WHAT IS NEEDED:
Show each line of the data below that has the string "соответствии" in it.

Records excerpted from a collection:
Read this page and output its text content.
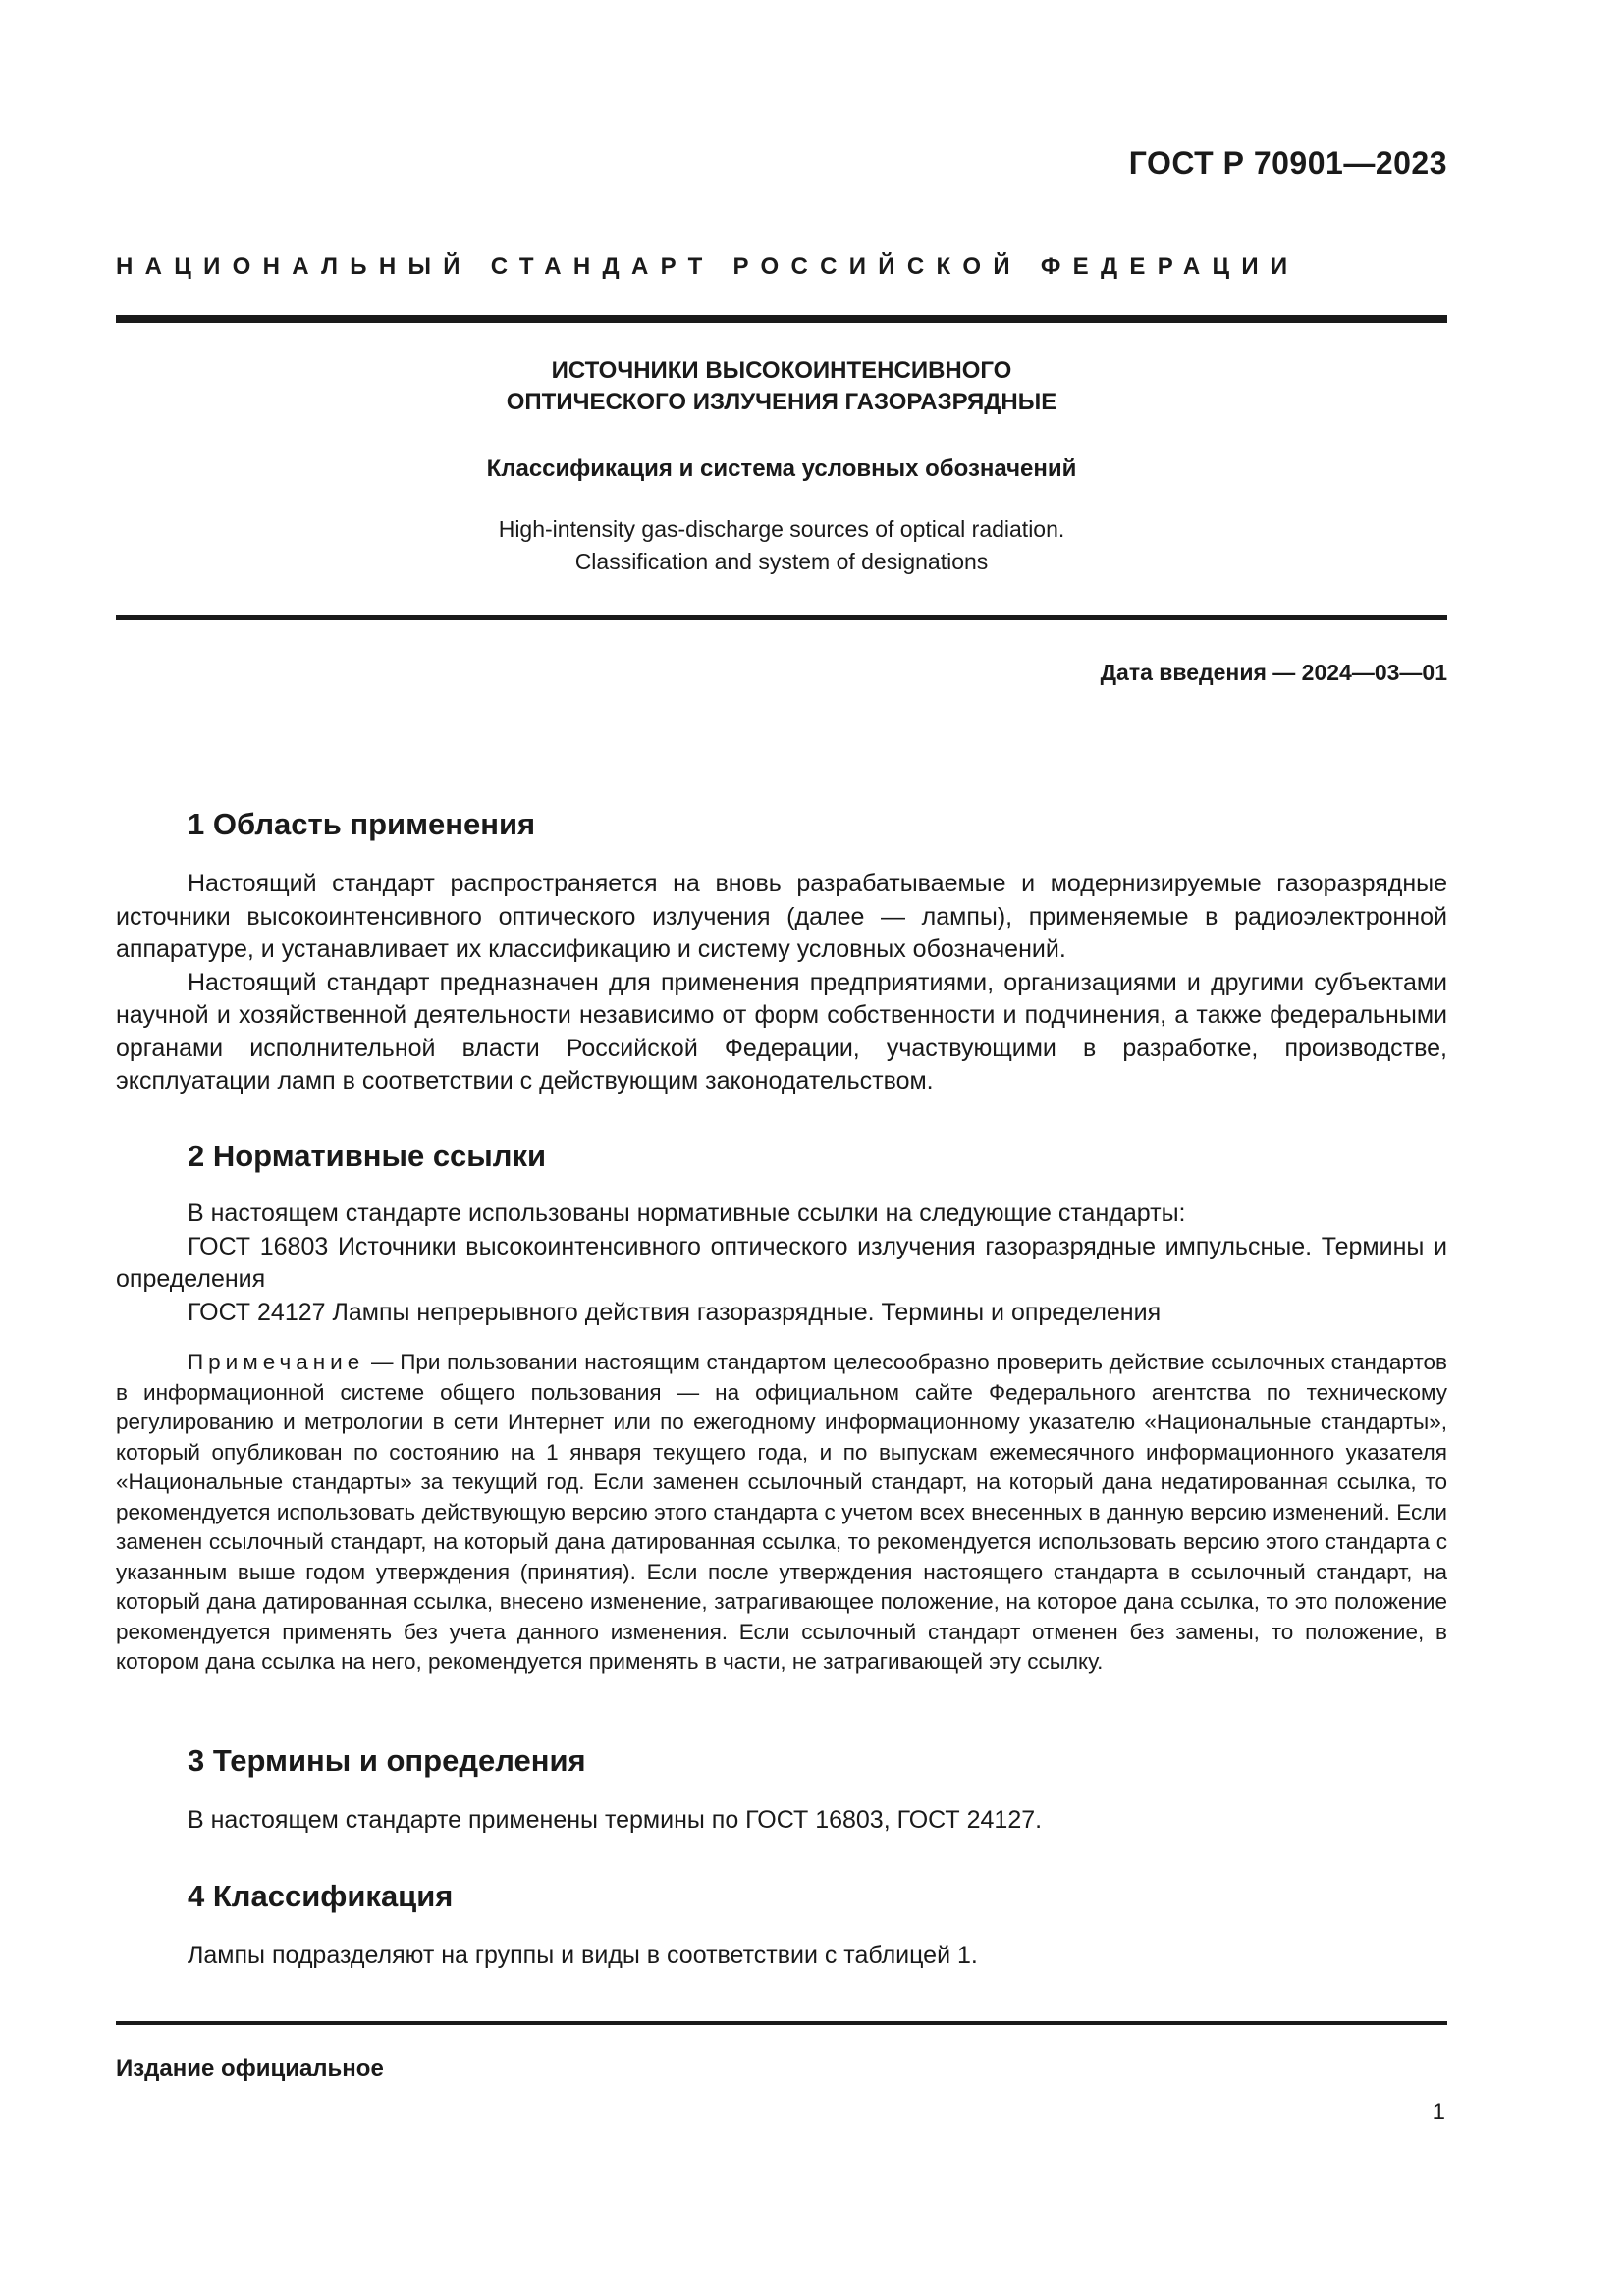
ГОСТ Р 70901—2023
НАЦИОНАЛЬНЫЙ СТАНДАРТ РОССИЙСКОЙ ФЕДЕРАЦИИ
ИСТОЧНИКИ ВЫСОКОИНТЕНСИВНОГО
ОПТИЧЕСКОГО ИЗЛУЧЕНИЯ ГАЗОРАЗРЯДНЫЕ
Классификация и система условных обозначений
High-intensity gas-discharge sources of optical radiation.
Classification and system of designations
Дата введения — 2024—03—01
1 Область применения

Настоящий стандарт распространяется на вновь разрабатываемые и модернизируемые газоразрядные источники высокоинтенсивного оптического излучения (далее — лампы), применяемые в радиоэлектронной аппаратуре, и устанавливает их классификацию и систему условных обозначений.

Настоящий стандарт предназначен для применения предприятиями, организациями и другими субъектами научной и хозяйственной деятельности независимо от форм собственности и подчинения, а также федеральными органами исполнительной власти Российской Федерации, участвующими в разработке, производстве, эксплуатации ламп в соответствии с действующим законодательством.

2 Нормативные ссылки

В настоящем стандарте использованы нормативные ссылки на следующие стандарты:

ГОСТ 16803 Источники высокоинтенсивного оптического излучения газоразрядные импульсные. Термины и определения

ГОСТ 24127 Лампы непрерывного действия газоразрядные. Термины и определения

Примечание — При пользовании настоящим стандартом целесообразно проверить действие ссылочных стандартов в информационной системе общего пользования — на официальном сайте Федерального агентства по техническому регулированию и метрологии в сети Интернет или по ежегодному информационному указателю «Национальные стандарты», который опубликован по состоянию на 1 января текущего года, и по выпускам ежемесячного информационного указателя «Национальные стандарты» за текущий год. Если заменен ссылочный стандарт, на который дана недатированная ссылка, то рекомендуется использовать действующую версию этого стандарта с учетом всех внесенных в данную версию изменений. Если заменен ссылочный стандарт, на который дана датированная ссылка, то рекомендуется использовать версию этого стандарта с указанным выше годом утверждения (принятия). Если после утверждения настоящего стандарта в ссылочный стандарт, на который дана датированная ссылка, внесено изменение, затрагивающее положение, на которое дана ссылка, то это положение рекомендуется применять без учета данного изменения. Если ссылочный стандарт отменен без замены, то положение, в котором дана ссылка на него, рекомендуется применять в части, не затрагивающей эту ссылку.

3 Термины и определения

В настоящем стандарте применены термины по ГОСТ 16803, ГОСТ 24127.

4 Классификация

Лампы подразделяют на группы и виды в соответствии с таблицей 1.

Издание официальное
1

SOLUTION FOR THIS EXERCISE:
Настоящий стандарт предназначен для применения предприятиями, организациями и другими субъектами научной и хозяйственной деятельности независимо от форм собственности и подчинения, а также федеральными органами исполнительной власти Российской Федерации, участвующими в разработке, производстве, эксплуатации ламп в соответствии с действующим законодательством.
Лампы подразделяют на группы и виды в соответствии с таблицей 1.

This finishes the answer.